-- Records provided start --

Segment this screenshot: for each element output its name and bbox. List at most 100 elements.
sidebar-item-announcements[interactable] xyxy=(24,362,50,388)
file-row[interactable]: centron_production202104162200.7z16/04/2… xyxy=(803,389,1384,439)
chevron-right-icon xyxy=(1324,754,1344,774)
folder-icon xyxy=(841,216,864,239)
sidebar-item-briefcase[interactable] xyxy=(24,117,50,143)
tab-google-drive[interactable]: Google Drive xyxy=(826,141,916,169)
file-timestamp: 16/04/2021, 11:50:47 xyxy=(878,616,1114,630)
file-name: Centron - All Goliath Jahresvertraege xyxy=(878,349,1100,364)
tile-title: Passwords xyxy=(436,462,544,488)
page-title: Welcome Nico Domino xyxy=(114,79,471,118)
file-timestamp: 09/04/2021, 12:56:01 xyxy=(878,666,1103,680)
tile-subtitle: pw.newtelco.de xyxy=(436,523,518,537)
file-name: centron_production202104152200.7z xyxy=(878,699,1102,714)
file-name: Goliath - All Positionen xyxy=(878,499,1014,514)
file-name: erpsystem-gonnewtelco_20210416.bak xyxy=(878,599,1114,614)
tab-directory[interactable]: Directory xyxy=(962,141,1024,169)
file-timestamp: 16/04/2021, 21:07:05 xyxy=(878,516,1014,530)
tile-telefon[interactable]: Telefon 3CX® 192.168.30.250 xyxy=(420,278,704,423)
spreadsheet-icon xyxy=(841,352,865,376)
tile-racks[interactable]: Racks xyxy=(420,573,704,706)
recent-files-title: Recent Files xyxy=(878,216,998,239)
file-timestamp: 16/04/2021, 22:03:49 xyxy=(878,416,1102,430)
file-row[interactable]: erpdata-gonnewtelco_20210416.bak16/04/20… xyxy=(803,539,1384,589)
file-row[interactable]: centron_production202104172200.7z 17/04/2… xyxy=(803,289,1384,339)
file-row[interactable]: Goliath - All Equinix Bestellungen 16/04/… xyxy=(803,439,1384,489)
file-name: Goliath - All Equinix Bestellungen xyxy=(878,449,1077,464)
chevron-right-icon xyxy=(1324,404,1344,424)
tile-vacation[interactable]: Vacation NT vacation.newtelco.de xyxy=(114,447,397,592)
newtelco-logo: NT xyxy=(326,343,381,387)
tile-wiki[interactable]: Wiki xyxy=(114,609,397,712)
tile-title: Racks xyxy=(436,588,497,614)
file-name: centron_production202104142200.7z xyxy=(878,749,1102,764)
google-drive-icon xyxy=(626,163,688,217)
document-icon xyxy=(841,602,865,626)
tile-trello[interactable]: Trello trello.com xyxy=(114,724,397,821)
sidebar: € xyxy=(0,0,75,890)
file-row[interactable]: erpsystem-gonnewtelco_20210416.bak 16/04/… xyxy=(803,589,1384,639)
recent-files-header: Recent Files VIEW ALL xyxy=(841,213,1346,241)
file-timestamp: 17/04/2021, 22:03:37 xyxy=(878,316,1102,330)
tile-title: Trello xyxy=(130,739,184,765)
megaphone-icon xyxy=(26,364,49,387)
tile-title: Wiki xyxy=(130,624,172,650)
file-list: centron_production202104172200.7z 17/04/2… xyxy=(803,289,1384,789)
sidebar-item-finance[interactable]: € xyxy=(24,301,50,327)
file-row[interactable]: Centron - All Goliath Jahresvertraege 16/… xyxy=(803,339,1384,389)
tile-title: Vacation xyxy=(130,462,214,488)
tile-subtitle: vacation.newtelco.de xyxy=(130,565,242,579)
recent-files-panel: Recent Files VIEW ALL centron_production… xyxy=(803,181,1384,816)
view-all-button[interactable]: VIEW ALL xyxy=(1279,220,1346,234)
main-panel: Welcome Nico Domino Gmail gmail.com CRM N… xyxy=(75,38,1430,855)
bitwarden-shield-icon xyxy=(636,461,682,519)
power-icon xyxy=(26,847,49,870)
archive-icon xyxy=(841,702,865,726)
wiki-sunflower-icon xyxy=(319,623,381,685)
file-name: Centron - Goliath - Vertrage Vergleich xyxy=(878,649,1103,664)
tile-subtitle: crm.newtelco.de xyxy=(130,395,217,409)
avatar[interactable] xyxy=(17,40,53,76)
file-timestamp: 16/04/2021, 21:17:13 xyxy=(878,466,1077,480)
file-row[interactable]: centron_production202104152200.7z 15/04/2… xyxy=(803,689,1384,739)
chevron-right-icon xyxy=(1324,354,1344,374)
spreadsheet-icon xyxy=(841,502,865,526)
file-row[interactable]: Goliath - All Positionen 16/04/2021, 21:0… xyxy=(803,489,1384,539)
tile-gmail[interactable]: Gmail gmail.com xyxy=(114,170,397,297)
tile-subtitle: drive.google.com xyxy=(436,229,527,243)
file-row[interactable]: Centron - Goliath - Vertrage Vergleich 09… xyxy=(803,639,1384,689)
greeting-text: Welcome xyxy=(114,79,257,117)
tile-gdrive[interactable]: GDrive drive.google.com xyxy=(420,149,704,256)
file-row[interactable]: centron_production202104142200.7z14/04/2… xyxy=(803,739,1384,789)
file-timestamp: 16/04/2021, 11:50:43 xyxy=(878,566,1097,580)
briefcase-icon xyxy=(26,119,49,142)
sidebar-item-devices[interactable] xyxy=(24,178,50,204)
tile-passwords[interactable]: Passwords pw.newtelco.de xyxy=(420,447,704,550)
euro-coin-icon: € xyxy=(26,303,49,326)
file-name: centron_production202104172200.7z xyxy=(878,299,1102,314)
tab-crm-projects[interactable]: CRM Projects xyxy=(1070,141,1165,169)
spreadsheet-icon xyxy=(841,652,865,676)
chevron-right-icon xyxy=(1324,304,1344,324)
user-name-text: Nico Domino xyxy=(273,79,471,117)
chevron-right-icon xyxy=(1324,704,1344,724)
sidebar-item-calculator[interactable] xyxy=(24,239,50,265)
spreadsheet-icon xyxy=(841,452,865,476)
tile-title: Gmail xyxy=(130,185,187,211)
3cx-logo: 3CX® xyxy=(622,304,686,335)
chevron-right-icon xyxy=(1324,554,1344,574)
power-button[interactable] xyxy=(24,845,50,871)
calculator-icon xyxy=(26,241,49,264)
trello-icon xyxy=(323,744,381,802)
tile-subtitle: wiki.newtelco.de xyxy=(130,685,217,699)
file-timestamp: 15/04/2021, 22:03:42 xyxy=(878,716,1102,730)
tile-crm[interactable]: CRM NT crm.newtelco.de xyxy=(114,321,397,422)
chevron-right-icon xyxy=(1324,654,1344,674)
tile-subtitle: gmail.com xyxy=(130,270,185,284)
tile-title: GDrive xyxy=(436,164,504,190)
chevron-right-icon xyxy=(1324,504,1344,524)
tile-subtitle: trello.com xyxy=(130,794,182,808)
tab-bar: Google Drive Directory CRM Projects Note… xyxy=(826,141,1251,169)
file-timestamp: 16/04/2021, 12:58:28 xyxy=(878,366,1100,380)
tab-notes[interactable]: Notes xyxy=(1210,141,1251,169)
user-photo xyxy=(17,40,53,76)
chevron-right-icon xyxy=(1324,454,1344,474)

-- Records provided end --

Task goal: Retype the records from their first line through the line containing "tile-title: Passwords xyxy=(436,462,544,488)", keeping every character unchanged.

Written solution:
Segment this screenshot: for each element output its name and bbox. List at most 100 elements.
sidebar-item-announcements[interactable] xyxy=(24,362,50,388)
file-row[interactable]: centron_production202104162200.7z16/04/2… xyxy=(803,389,1384,439)
chevron-right-icon xyxy=(1324,754,1344,774)
folder-icon xyxy=(841,216,864,239)
sidebar-item-briefcase[interactable] xyxy=(24,117,50,143)
tab-google-drive[interactable]: Google Drive xyxy=(826,141,916,169)
file-timestamp: 16/04/2021, 11:50:47 xyxy=(878,616,1114,630)
file-name: Centron - All Goliath Jahresvertraege xyxy=(878,349,1100,364)
tile-title: Passwords xyxy=(436,462,544,488)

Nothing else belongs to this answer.